PROBLEM DESCRIPTION:
Work out how many lines hold the string "trattamento". Give that number and nothing more.

[Extracted data entries]
begin

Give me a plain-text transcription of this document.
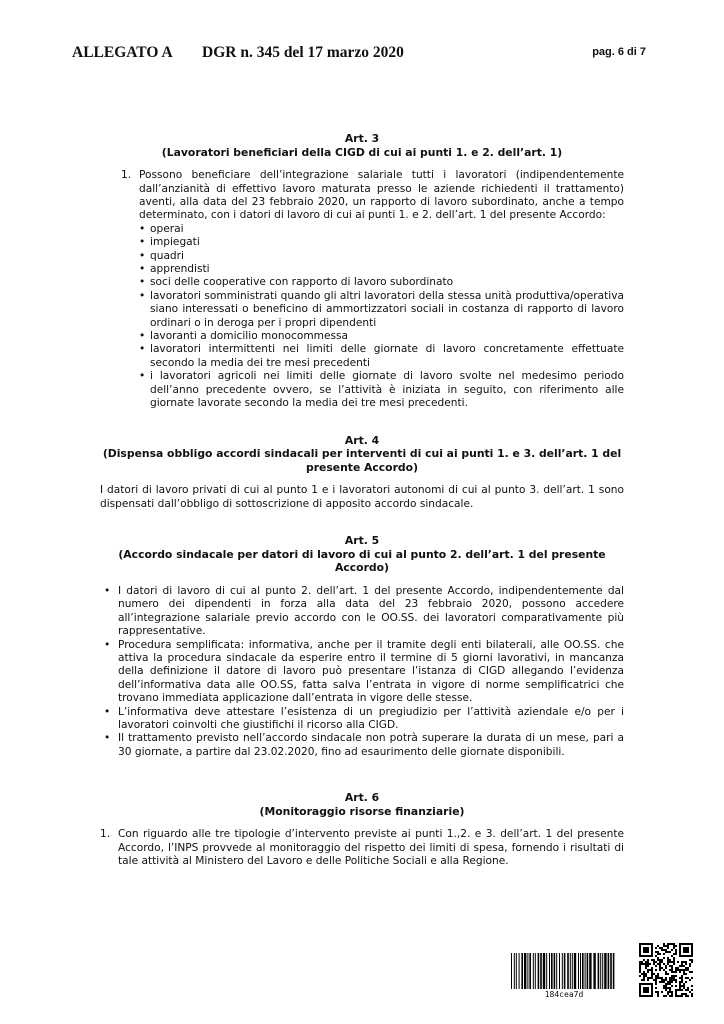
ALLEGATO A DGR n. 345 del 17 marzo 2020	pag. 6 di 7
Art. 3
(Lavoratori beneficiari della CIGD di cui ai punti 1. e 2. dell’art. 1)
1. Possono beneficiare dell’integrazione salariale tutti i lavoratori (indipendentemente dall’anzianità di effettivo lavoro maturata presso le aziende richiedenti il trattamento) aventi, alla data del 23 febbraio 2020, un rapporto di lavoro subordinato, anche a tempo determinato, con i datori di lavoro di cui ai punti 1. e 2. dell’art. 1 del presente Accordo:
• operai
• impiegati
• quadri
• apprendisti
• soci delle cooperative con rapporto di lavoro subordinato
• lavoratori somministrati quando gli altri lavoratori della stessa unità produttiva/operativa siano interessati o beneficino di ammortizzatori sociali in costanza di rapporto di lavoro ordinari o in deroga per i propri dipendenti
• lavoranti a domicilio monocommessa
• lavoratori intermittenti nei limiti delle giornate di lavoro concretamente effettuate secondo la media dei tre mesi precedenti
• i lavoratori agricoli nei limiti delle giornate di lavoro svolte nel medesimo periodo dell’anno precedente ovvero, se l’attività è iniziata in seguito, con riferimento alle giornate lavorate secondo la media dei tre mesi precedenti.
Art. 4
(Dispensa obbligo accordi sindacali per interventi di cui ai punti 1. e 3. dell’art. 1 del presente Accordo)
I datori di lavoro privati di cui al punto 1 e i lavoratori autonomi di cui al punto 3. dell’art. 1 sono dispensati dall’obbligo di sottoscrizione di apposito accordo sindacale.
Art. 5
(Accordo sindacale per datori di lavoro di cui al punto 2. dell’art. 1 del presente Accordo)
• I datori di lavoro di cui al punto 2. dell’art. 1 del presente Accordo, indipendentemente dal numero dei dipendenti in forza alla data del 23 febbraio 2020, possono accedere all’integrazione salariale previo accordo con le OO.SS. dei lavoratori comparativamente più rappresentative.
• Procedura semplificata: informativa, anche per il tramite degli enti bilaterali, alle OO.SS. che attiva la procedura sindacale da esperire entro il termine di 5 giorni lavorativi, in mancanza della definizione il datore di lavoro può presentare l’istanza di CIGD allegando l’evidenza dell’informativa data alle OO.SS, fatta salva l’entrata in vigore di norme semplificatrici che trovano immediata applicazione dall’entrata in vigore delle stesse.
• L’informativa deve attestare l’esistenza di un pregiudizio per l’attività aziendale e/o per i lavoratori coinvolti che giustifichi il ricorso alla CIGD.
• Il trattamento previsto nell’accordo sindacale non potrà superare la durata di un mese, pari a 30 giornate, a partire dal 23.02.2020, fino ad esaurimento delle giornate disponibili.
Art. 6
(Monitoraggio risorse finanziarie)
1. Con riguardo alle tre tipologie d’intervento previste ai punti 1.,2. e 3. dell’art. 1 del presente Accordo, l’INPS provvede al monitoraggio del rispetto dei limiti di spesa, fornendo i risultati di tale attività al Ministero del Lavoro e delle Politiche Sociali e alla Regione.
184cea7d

end

EXERCISE SOLUTION:
2